→ **Task objective**
Search the data below for the string "bảng". Extract every line that contains it.

Dataset items
········
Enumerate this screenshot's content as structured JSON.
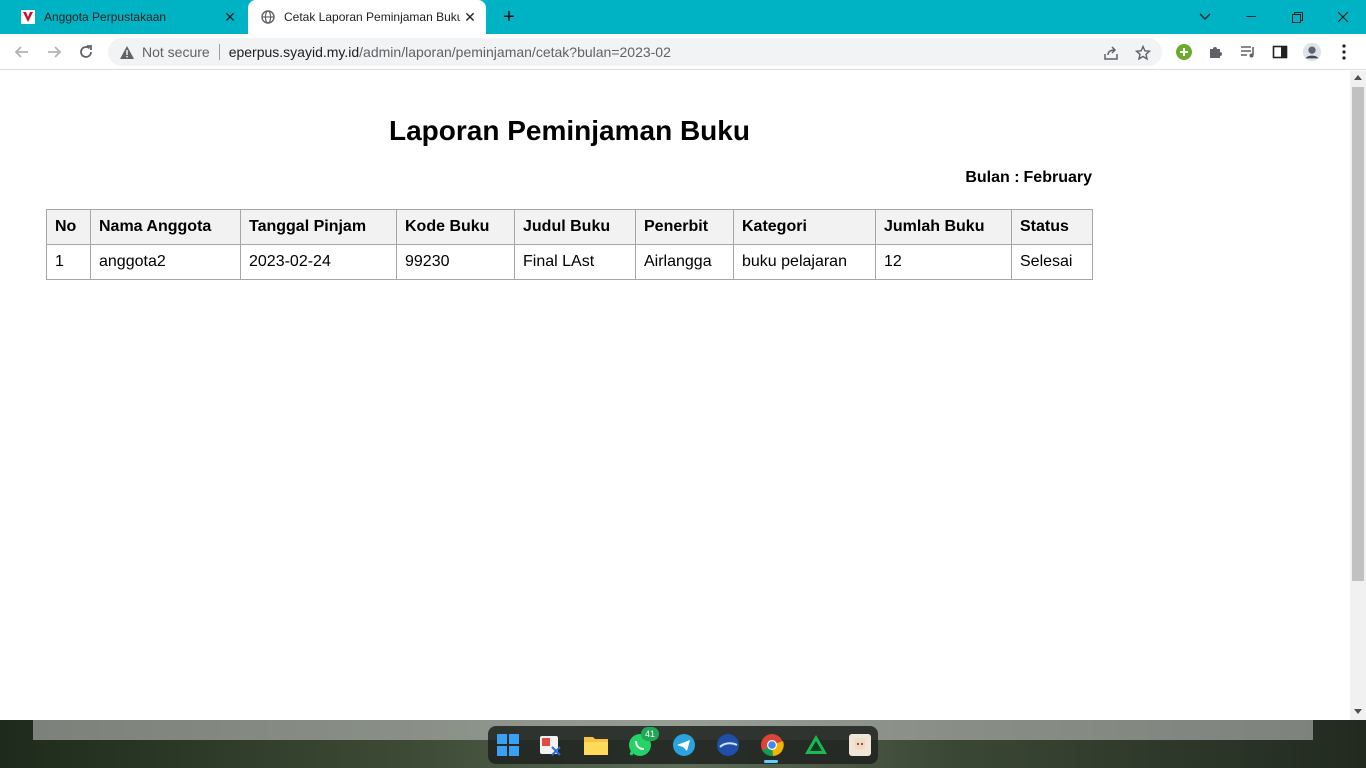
{
  "browser": {
    "tabs": [
      {
        "title": "Anggota Perpustakaan",
        "active": false
      },
      {
        "title": "Cetak Laporan Peminjaman Buku",
        "active": true
      }
    ],
    "new_tab": "+",
    "security_label": "Not secure",
    "url_host": "eperpus.syayid.my.id",
    "url_path": "/admin/laporan/peminjaman/cetak?bulan=2023-02"
  },
  "report": {
    "title": "Laporan Peminjaman Buku",
    "month_label": "Bulan :",
    "month_value": "February",
    "columns": [
      "No",
      "Nama Anggota",
      "Tanggal Pinjam",
      "Kode Buku",
      "Judul Buku",
      "Penerbit",
      "Kategori",
      "Jumlah Buku",
      "Status"
    ],
    "rows": [
      [
        "1",
        "anggota2",
        "2023-02-24",
        "99230",
        "Final LAst",
        "Airlangga",
        "buku pelajaran",
        "12",
        "Selesai"
      ]
    ]
  },
  "taskbar": {
    "whatsapp_badge": "41",
    "apps": [
      "start-icon",
      "snipping-tool-icon",
      "file-explorer-icon",
      "whatsapp-icon",
      "telegram-icon",
      "browser-globe-icon",
      "chrome-icon",
      "app-triangle-icon",
      "anime-app-icon"
    ]
  },
  "colors": {
    "tabstrip": "#00b3c4",
    "header_bg": "#f2f2f2",
    "border": "#a6a6a6"
  }
}
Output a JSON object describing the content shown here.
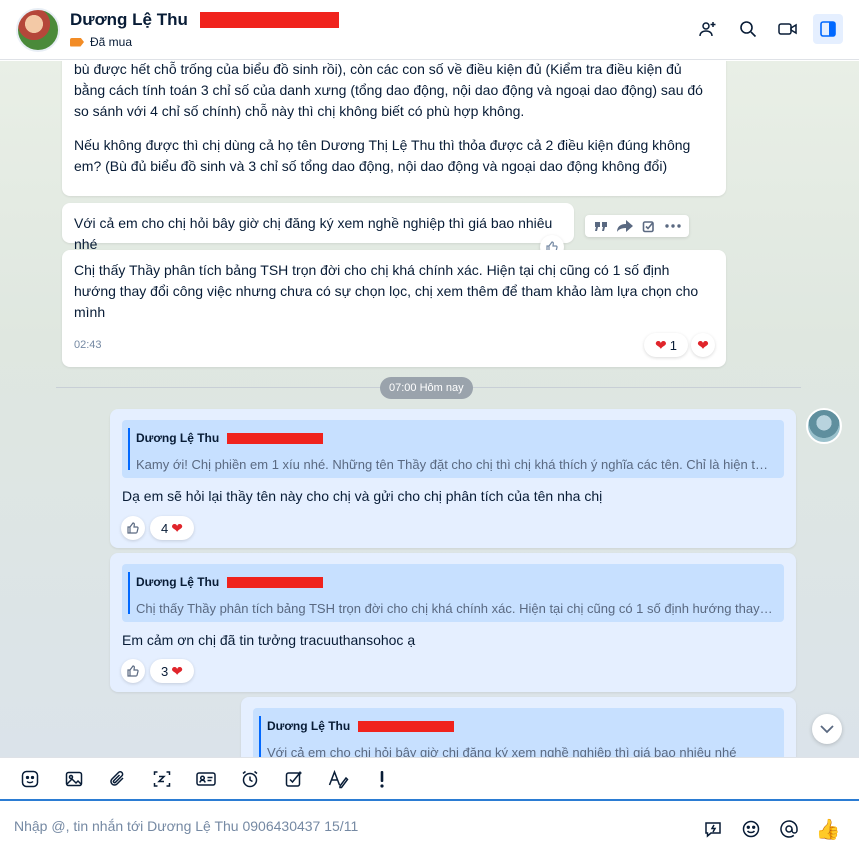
{
  "header": {
    "name": "Dương Lệ Thu",
    "tag": "Đã mua",
    "actions": [
      "add-member-icon",
      "search-icon",
      "video-call-icon",
      "sidebar-toggle-icon"
    ]
  },
  "messages": {
    "m1": {
      "p1": "bù được hết chỗ trống của biểu đồ sinh rồi), còn các con số về điều kiện đủ (Kiểm tra điều kiện đủ bằng cách tính toán 3 chỉ số của danh xưng (tổng dao động, nội dao động và ngoại dao động) sau đó so sánh với 4 chỉ số chính) chỗ này thì chị không biết có phù hợp không.",
      "p2": "Nếu không được thì chị dùng cả họ tên Dương Thị Lệ Thu thì thỏa được cả 2 điều kiện đúng không em? (Bù đủ biểu đồ sinh và 3 chỉ số tổng dao động, nội dao động và ngoại dao động không đổi)"
    },
    "m2": {
      "text": "Với cả em cho chị hỏi bây giờ chị đăng ký xem nghề nghiệp thì giá bao nhiêu nhé"
    },
    "m3": {
      "text": "Chị thấy Thầy phân tích bảng TSH trọn đời cho chị khá chính xác. Hiện tại chị cũng có 1 số định hướng thay đổi công việc nhưng chưa có sự chọn lọc, chị xem thêm để tham khảo làm lựa chọn cho mình",
      "time": "02:43",
      "reaction_count": "1"
    },
    "divider": "07:00 Hôm nay",
    "r1": {
      "quote_name": "Dương Lệ Thu",
      "quote_text": "Kamy ới! Chị phiền em 1 xíu nhé. Những tên Thầy đặt cho chị thì chị khá thích ý nghĩa các tên. Chỉ là hiện tại chị ...",
      "text": "Dạ em sẽ hỏi lại thầy tên này cho chị và gửi cho chị phân tích của tên nha chị",
      "reaction_count": "4"
    },
    "r2": {
      "quote_name": "Dương Lệ Thu",
      "quote_text": "Chị thấy Thầy phân tích bảng TSH trọn đời cho chị khá chính xác. Hiện tại chị cũng có 1 số định hướng thay đổi ...",
      "text": "Em cảm ơn chị đã tin tưởng tracuuthansohoc ạ",
      "reaction_count": "3"
    },
    "r3": {
      "quote_name": "Dương Lệ Thu",
      "quote_text": "Với cả em cho chị hỏi bây giờ chị đăng ký xem nghề nghiệp thì giá bao nhiêu nhé"
    }
  },
  "composer": {
    "placeholder": "Nhập @, tin nhắn tới Dương Lệ Thu 0906430437 15/11",
    "tools": [
      "sticker-icon",
      "image-icon",
      "attachment-icon",
      "screenshot-icon",
      "contact-card-icon",
      "reminder-icon",
      "todo-icon",
      "format-text-icon",
      "urgent-icon"
    ],
    "quick_reaction": "👍"
  },
  "colors": {
    "accent": "#0068ff",
    "redaction": "#f0231d",
    "my_bubble": "#e5efff",
    "heart": "#e0252b"
  }
}
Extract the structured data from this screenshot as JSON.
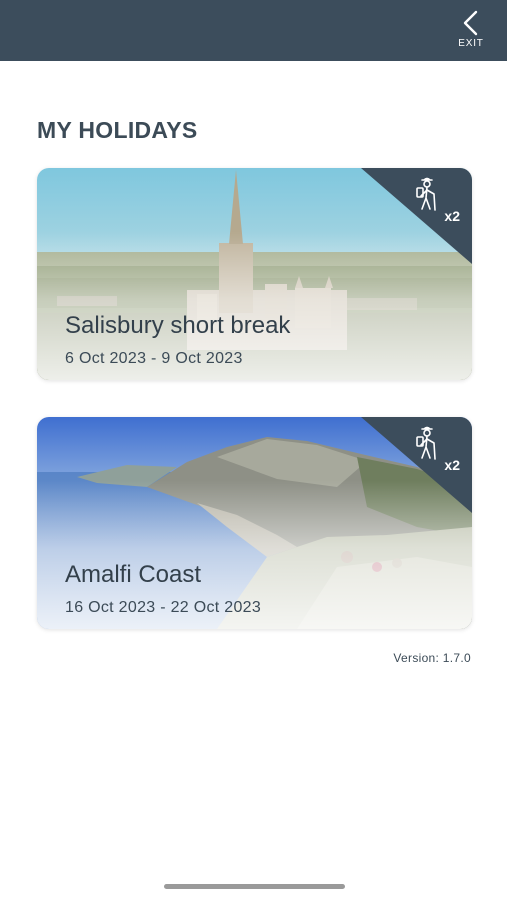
········
→ **Task response**
      "text": "Chị thấy Thầy phân tích bảng TSH trọn đời cho chị khá chính xác. Hiện tại chị cũng có 1 số định hướng thay đổi công việc nhưng chưa có sự chọn lọc, chị xem thêm để tham khảo làm lựa chọn cho mình",
      "quote_text": "Chị thấy Thầy phân tích bảng TSH trọn đời cho chị khá chính xác. Hiện tại chị cũng có 1 số định hướng thay đổi ...",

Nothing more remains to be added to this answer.